Re: [xsl] [XSLT2.0] xsl:analyze-string@regex syntax too limi

Cart

XML Editor - Download a Free Trial >

See What's New >

Buy Now >

[Home] [By Thread] [By Date] [Recent Entries]

Subject: Re: [XSLT2.0] xsl:analyze-string@regex syntax too limited
From: Gunther Schadow <gunther@xxxxxxxxxxxxxxxxxxxxxx>
Date: Thu, 16 Dec 2004 18:14:56 -0500

Thanks, good find. The only problem now is that this issue needs to be 
adressed in java.util.regex.

Colin Paul Adams wrote:

>>>>>>"Gunther" == Gunther Schadow <gunther@xxxxxxxxxxxxxxxxxxxxxx> writes:
> 
> 
>     Gunther> The boundary matcher matches a zero-width substring
>     Gunther> between a character matching the character class
>     Gunther> [A-Za-z_0-9] and a character matching the character class
>     Gunther> [^A-Za-z_0-9] or vice versa.  </quote>
> 
>     Gunther> This is pretty clear. It may not make the
>     Gunther> internationalization people very happy because I can't do
>     Gunther> word-boundary matches on Hindi text. That's a true
>     Gunther> concern.

Exercise requirements:
(1) Reproduce everything in the mailing-list message from "Subject: Re: [XSLT2.0]" down to "adressed in java.util.regex.", swapping "problem" for "difficulty".
(2) Extend the mailing-list message on regex word boundaries, picking up after its final line.

Given information:
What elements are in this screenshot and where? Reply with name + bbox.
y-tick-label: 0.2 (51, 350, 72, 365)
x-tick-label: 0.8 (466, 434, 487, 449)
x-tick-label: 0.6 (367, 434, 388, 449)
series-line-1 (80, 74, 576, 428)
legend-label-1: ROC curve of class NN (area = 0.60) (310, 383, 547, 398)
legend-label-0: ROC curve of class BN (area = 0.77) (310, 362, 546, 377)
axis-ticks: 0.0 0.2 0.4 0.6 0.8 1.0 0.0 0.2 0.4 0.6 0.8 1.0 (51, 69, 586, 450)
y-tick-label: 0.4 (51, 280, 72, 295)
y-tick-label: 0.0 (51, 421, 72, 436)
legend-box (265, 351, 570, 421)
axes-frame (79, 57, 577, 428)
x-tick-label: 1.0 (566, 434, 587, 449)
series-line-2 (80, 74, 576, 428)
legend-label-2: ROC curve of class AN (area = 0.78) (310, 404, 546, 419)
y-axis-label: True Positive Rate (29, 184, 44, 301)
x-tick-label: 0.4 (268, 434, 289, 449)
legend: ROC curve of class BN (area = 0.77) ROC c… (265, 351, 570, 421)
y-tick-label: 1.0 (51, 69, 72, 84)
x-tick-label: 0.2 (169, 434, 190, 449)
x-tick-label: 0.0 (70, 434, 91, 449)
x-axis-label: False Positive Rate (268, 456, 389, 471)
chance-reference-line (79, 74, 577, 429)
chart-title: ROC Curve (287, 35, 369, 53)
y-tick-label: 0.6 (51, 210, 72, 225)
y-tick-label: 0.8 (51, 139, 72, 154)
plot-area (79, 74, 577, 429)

Your responses:
(1)
Subject: Re: [XSLT2.0] xsl:analyze-string@regex syntax too limited
From: Gunther Schadow <gunther@xxxxxxxxxxxxxxxxxxxxxx>
Date: Thu, 16 Dec 2004 18:14:56 -0500

Thanks, good find. The only difficulty now is that this issue needs to be 
adressed in java.util.regex.

(2)
> 
> So address it. Unicode report TR18 says (for Level 1 support):
> 
> RL1.4  	Simple Word Boundaries
> 	To meet this requirement, an implementation shall extend the word boundary mechanism so that:
> 
>    1.
> 
>       The class of <word_character> includes all the Alphabetic values from the Unicode character database, from UnicodeData.txt [UData]. See also Annex C: Compatibility Properties.
>    2.
> 
>       Non-spacing marks are never divided from their base characters, and otherwise ignored in locating boundaries. 
> 
> Level 2 provides more general support for word boundaries between
> arbitrary Unicode characters which may override this behavior.
> 
> Level 1 support should certainly be met.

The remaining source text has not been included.